[Stored data entries]
-- Start --
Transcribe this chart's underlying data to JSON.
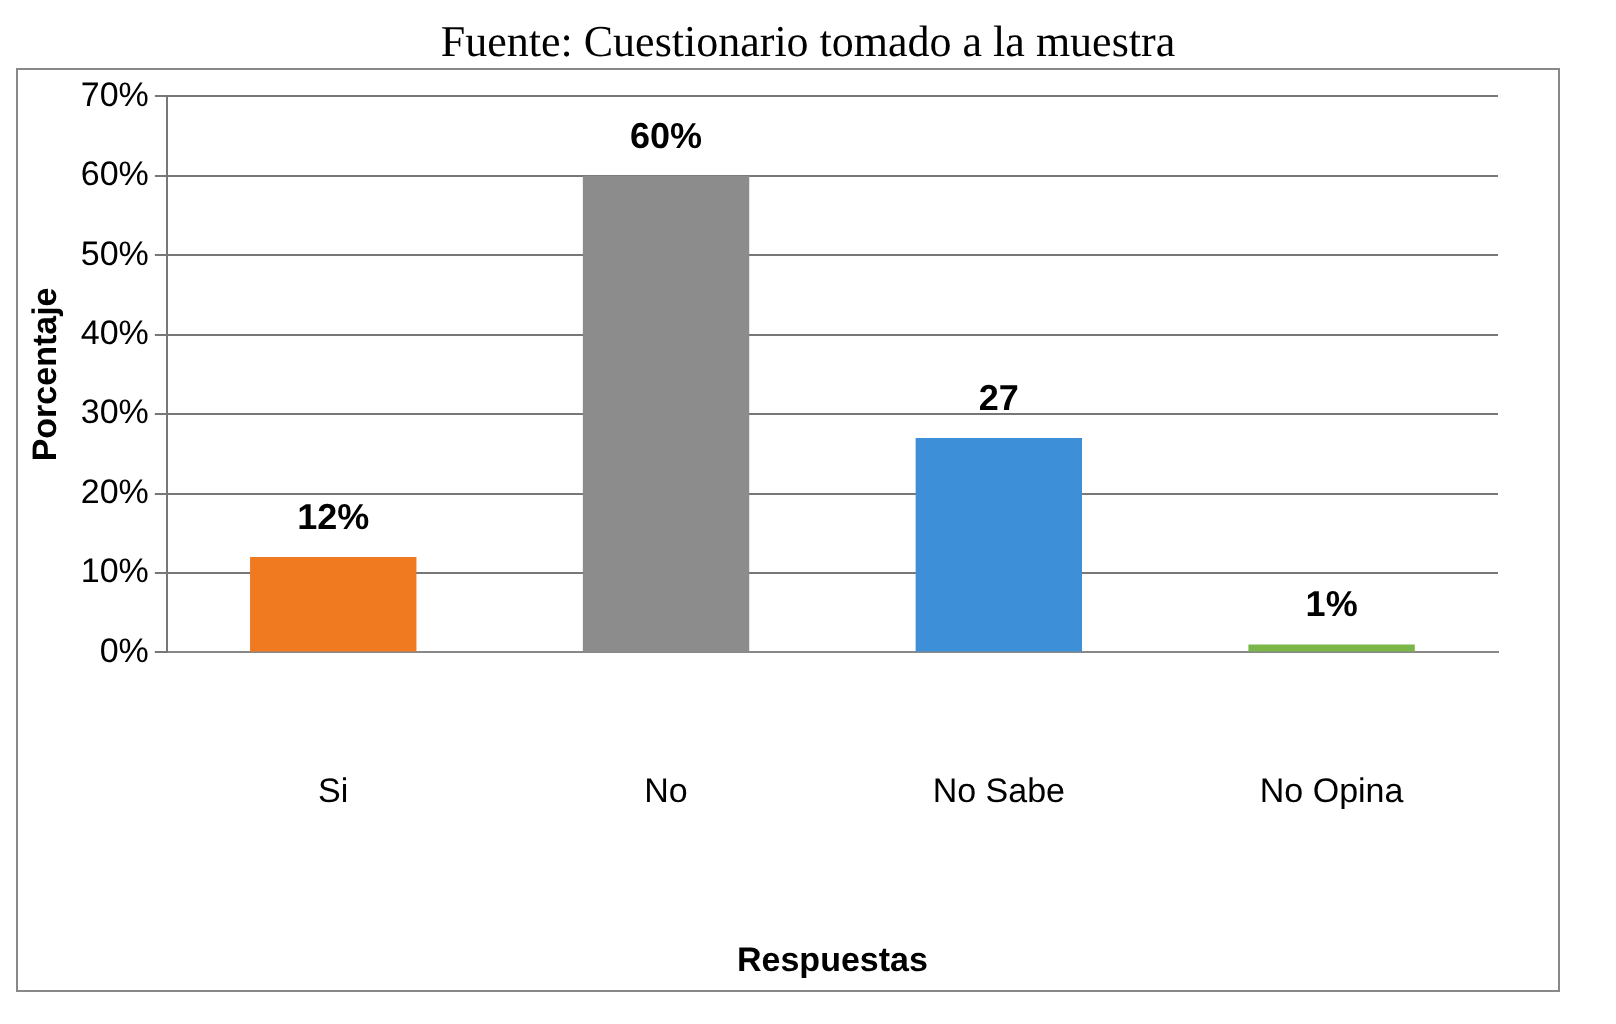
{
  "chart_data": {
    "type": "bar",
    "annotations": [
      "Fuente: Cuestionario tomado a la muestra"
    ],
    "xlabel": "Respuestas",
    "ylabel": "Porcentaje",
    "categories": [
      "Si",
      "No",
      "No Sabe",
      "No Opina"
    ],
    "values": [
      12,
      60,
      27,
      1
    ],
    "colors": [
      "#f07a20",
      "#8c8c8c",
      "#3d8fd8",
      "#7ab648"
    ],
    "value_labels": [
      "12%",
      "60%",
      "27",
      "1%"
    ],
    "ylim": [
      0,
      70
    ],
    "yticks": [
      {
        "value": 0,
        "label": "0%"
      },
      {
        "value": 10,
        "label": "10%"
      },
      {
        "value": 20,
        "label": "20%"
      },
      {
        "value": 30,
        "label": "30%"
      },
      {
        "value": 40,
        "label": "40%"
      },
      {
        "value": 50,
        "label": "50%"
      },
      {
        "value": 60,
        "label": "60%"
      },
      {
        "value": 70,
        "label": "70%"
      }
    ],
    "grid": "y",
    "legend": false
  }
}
-- End --
-- Start --
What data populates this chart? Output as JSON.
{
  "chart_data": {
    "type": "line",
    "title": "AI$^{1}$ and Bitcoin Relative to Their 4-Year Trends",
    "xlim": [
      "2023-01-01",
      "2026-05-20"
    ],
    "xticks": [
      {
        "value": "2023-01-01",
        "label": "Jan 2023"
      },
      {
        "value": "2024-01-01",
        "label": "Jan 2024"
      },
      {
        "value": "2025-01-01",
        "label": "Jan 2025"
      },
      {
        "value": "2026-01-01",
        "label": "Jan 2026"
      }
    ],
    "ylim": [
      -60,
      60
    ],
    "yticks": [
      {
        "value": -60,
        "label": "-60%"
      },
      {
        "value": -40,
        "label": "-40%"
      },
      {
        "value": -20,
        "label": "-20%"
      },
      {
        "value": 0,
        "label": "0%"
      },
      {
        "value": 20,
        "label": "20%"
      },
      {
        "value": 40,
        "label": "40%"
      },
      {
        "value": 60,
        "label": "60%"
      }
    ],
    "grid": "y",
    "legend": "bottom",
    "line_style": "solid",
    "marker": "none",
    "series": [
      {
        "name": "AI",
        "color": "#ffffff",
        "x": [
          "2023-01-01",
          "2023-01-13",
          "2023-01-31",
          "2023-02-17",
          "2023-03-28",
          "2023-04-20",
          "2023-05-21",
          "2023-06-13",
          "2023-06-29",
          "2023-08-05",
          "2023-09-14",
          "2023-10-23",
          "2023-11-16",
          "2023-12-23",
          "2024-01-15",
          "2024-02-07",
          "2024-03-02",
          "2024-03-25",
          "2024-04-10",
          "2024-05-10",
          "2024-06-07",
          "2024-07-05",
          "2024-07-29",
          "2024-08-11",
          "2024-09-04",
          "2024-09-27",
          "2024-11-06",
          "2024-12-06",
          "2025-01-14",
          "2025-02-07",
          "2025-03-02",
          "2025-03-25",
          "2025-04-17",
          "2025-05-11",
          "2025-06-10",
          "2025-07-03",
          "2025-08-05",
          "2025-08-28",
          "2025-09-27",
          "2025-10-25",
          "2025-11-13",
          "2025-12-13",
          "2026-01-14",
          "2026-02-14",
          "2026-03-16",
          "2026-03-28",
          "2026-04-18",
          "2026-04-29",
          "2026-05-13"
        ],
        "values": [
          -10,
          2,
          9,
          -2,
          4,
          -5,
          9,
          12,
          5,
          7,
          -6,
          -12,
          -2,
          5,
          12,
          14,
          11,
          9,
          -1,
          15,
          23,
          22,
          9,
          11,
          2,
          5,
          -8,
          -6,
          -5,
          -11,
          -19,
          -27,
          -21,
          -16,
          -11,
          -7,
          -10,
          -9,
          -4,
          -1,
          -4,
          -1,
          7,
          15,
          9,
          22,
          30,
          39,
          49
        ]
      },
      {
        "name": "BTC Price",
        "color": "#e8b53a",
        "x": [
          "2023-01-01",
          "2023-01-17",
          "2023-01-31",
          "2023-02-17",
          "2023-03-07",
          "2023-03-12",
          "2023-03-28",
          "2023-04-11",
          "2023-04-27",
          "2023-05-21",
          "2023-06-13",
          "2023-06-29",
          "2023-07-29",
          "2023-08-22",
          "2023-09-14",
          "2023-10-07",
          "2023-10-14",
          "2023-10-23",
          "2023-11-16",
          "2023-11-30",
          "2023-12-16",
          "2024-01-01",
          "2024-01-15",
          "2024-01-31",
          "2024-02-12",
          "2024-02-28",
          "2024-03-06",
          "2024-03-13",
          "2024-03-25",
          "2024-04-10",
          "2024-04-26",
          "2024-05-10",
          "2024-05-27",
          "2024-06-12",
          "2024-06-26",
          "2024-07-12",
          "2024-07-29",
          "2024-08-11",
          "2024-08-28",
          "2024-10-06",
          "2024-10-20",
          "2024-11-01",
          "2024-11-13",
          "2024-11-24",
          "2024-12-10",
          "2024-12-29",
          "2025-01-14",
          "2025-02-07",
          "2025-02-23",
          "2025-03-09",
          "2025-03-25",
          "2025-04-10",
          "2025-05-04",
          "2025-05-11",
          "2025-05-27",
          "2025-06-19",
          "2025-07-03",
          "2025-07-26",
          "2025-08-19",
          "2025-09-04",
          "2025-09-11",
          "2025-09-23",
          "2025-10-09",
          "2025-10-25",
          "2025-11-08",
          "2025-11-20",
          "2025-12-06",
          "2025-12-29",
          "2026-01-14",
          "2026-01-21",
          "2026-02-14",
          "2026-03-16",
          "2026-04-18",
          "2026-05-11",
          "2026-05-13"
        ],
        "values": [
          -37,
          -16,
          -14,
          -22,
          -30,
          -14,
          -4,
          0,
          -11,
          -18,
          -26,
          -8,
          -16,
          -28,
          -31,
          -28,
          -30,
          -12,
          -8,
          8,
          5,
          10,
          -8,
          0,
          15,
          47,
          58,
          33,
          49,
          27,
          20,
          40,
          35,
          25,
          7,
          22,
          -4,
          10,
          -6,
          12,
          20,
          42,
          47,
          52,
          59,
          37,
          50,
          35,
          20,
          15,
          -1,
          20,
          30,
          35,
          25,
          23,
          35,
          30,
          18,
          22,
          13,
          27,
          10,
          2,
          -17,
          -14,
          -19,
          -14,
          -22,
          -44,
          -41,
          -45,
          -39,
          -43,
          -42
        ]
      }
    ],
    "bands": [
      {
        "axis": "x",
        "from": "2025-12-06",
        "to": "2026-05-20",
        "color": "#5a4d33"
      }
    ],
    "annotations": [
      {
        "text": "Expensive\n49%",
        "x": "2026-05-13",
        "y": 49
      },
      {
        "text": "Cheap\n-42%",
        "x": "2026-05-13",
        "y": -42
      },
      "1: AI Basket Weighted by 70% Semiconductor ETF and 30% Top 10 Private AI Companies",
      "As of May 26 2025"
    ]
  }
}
-- End --
◆ **TASK DESCRIPTION**:
Go through the entries and return each line where the word "JSON" appears.

◆ **PROBLEM SOLUTION**:
Transcribe this chart's underlying data to JSON.
What data populates this chart? Output as JSON.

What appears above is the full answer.